*Data supplied*:

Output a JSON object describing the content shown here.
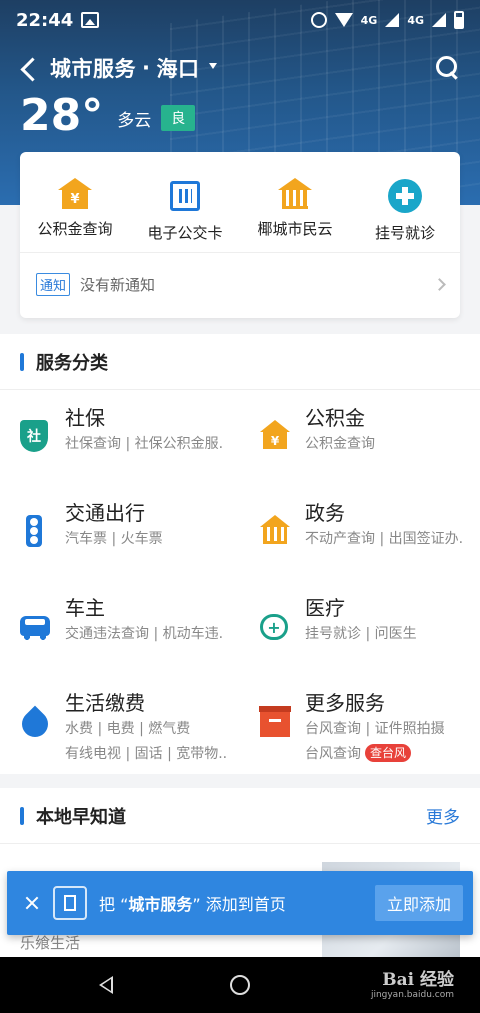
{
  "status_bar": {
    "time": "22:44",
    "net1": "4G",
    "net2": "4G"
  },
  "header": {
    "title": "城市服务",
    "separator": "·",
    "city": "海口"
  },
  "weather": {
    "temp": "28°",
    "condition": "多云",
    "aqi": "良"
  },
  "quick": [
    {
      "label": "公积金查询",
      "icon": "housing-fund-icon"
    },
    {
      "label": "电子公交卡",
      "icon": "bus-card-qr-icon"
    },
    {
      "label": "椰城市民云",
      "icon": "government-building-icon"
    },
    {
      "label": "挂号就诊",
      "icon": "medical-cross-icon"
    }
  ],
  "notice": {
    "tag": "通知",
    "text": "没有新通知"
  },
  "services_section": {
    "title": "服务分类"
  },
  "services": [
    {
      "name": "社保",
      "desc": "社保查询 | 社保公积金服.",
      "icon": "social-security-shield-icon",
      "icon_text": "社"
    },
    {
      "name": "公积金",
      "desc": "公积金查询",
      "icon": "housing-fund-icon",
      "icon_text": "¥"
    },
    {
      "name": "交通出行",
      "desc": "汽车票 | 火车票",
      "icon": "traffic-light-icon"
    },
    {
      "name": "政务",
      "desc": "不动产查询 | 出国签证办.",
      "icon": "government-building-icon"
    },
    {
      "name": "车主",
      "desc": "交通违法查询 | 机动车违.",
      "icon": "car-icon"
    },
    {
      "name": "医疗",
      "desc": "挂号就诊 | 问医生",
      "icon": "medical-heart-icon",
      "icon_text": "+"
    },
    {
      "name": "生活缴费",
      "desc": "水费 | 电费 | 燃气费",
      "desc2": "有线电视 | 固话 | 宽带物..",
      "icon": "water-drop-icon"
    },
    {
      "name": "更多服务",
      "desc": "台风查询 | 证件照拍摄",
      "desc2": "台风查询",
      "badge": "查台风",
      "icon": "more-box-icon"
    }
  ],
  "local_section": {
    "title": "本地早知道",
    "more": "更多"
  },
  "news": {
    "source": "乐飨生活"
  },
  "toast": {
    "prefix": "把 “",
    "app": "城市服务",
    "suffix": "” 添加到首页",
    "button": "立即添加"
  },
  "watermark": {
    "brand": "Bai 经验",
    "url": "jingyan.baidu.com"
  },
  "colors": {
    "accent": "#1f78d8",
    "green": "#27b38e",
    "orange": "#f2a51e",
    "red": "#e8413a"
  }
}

---

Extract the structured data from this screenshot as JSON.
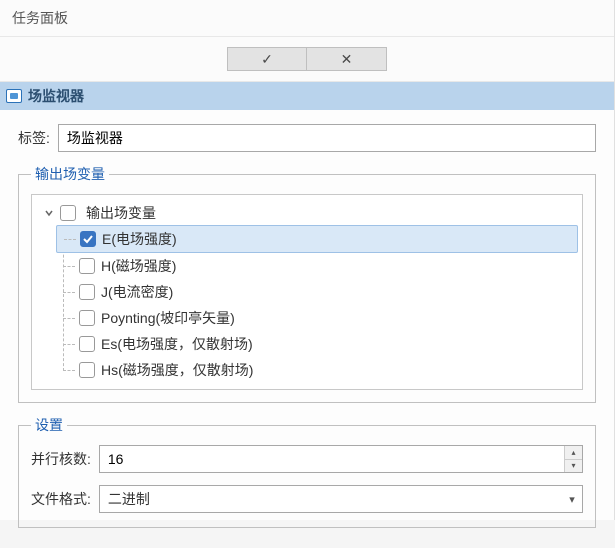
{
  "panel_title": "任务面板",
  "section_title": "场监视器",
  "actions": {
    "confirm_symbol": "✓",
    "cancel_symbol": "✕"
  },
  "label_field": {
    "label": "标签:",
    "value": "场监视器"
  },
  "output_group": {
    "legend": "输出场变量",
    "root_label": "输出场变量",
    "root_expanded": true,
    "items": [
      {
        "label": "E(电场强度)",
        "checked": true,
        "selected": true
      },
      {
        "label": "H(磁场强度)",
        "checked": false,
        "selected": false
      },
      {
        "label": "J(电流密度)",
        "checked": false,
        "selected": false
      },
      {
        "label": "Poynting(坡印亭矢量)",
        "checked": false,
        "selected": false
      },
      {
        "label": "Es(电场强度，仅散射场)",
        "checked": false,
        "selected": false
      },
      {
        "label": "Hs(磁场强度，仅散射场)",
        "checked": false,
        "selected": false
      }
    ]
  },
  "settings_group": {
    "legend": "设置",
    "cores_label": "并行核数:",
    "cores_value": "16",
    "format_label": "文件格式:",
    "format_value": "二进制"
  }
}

---

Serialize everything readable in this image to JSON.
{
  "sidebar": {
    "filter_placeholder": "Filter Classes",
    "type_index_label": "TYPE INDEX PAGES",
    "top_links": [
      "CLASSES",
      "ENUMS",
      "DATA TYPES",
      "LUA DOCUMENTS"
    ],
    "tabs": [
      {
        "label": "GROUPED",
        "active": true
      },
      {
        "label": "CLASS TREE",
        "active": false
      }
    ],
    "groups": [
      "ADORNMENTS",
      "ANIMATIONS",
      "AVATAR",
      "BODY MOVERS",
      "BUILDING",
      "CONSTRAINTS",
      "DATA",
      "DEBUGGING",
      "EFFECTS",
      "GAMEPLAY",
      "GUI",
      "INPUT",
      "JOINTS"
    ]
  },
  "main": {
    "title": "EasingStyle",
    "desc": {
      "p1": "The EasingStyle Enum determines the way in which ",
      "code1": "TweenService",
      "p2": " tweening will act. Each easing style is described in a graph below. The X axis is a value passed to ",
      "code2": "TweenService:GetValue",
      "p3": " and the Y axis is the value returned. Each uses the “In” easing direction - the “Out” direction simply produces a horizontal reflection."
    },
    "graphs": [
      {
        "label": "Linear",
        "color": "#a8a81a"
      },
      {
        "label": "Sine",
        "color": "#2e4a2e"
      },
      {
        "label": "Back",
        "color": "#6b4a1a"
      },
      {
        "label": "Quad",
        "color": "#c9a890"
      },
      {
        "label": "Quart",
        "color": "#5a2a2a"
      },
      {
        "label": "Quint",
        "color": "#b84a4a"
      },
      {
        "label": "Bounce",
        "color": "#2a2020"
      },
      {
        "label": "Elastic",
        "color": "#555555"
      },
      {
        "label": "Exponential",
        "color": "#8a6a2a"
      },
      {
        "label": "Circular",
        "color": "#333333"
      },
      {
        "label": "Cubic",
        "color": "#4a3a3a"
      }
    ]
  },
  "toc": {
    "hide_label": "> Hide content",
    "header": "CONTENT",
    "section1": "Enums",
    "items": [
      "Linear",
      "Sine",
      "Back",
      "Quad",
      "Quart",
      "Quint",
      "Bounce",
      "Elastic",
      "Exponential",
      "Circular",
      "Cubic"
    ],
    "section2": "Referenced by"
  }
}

*What needs to be done*: From the listing above, collect each line in which the string "housing" appears.

*Full solution*:
      "icon": "housing-fund-icon"
      "icon": "housing-fund-icon",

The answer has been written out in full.